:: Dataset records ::

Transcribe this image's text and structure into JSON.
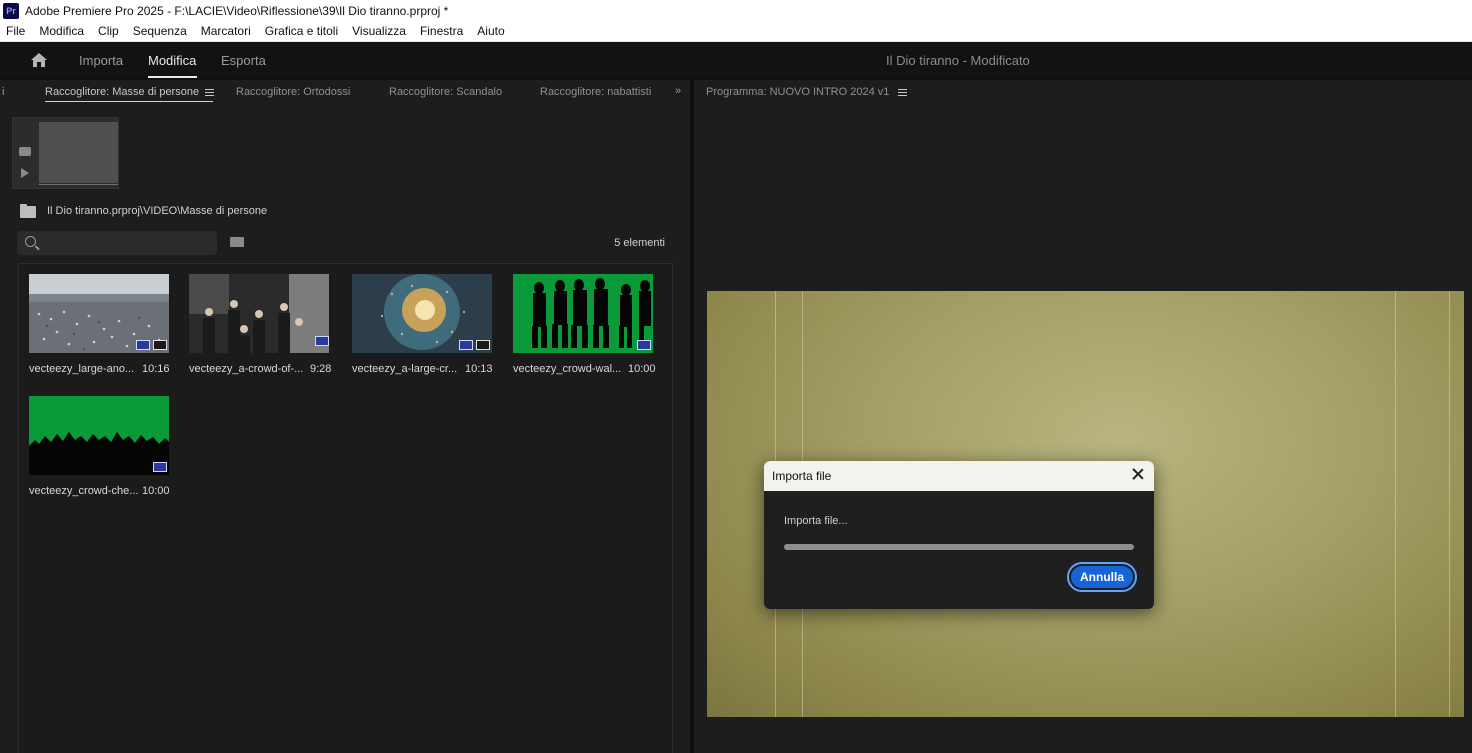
{
  "titlebar": {
    "app_icon": "Pr",
    "title": "Adobe Premiere Pro 2025 - F:\\LACIE\\Video\\Riflessione\\39\\Il Dio tiranno.prproj *"
  },
  "menu": [
    "File",
    "Modifica",
    "Clip",
    "Sequenza",
    "Marcatori",
    "Grafica e titoli",
    "Visualizza",
    "Finestra",
    "Aiuto"
  ],
  "workspace": {
    "tabs": [
      "Importa",
      "Modifica",
      "Esporta"
    ],
    "active_tab": "Modifica",
    "project_title": "Il Dio tiranno - Modificato"
  },
  "project_panel": {
    "tabs": [
      "Raccoglitore: Masse di persone",
      "Raccoglitore: Ortodossi",
      "Raccoglitore: Scandalo",
      "Raccoglitore: nabattisti"
    ],
    "active_tab": "Raccoglitore: Masse di persone",
    "left_fragment": "i",
    "more_icon": "»",
    "path": "Il Dio tiranno.prproj\\VIDEO\\Masse di persone",
    "search_placeholder": "",
    "item_count": "5 elementi",
    "clips": [
      {
        "name": "vecteezy_large-ano...",
        "duration": "10:16",
        "thumb": "crowd-city",
        "audio": true
      },
      {
        "name": "vecteezy_a-crowd-of-...",
        "duration": "9:28",
        "thumb": "crowd-street",
        "audio": false
      },
      {
        "name": "vecteezy_a-large-cr...",
        "duration": "10:13",
        "thumb": "crowd-aerial",
        "audio": true
      },
      {
        "name": "vecteezy_crowd-wal...",
        "duration": "10:00",
        "thumb": "greenscreen-walk",
        "audio": false
      },
      {
        "name": "vecteezy_crowd-che...",
        "duration": "10:00",
        "thumb": "greenscreen-cheer",
        "audio": false
      }
    ]
  },
  "program_monitor": {
    "title": "Programma: NUOVO INTRO 2024 v1"
  },
  "import_dialog": {
    "title": "Importa file",
    "status": "Importa file...",
    "progress": 1.0,
    "cancel_label": "Annulla"
  },
  "colors": {
    "accent_blue": "#1565d8",
    "green_screen": "#0a9a3a",
    "video_tint": "#a29d63"
  }
}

:: Problem requirements ::
Write the records out once more, exactly as they appear, with no pictures.

:: Written solution ::
Transcribe this image's text and structure into JSON.
{
  "titlebar": {
    "app_icon": "Pr",
    "title": "Adobe Premiere Pro 2025 - F:\\LACIE\\Video\\Riflessione\\39\\Il Dio tiranno.prproj *"
  },
  "menu": [
    "File",
    "Modifica",
    "Clip",
    "Sequenza",
    "Marcatori",
    "Grafica e titoli",
    "Visualizza",
    "Finestra",
    "Aiuto"
  ],
  "workspace": {
    "tabs": [
      "Importa",
      "Modifica",
      "Esporta"
    ],
    "active_tab": "Modifica",
    "project_title": "Il Dio tiranno - Modificato"
  },
  "project_panel": {
    "tabs": [
      "Raccoglitore: Masse di persone",
      "Raccoglitore: Ortodossi",
      "Raccoglitore: Scandalo",
      "Raccoglitore: nabattisti"
    ],
    "active_tab": "Raccoglitore: Masse di persone",
    "left_fragment": "i",
    "more_icon": "»",
    "path": "Il Dio tiranno.prproj\\VIDEO\\Masse di persone",
    "search_placeholder": "",
    "item_count": "5 elementi",
    "clips": [
      {
        "name": "vecteezy_large-ano...",
        "duration": "10:16",
        "thumb": "crowd-city",
        "audio": true
      },
      {
        "name": "vecteezy_a-crowd-of-...",
        "duration": "9:28",
        "thumb": "crowd-street",
        "audio": false
      },
      {
        "name": "vecteezy_a-large-cr...",
        "duration": "10:13",
        "thumb": "crowd-aerial",
        "audio": true
      },
      {
        "name": "vecteezy_crowd-wal...",
        "duration": "10:00",
        "thumb": "greenscreen-walk",
        "audio": false
      },
      {
        "name": "vecteezy_crowd-che...",
        "duration": "10:00",
        "thumb": "greenscreen-cheer",
        "audio": false
      }
    ]
  },
  "program_monitor": {
    "title": "Programma: NUOVO INTRO 2024 v1"
  },
  "import_dialog": {
    "title": "Importa file",
    "status": "Importa file...",
    "progress": 1.0,
    "cancel_label": "Annulla"
  },
  "colors": {
    "accent_blue": "#1565d8",
    "green_screen": "#0a9a3a",
    "video_tint": "#a29d63"
  }
}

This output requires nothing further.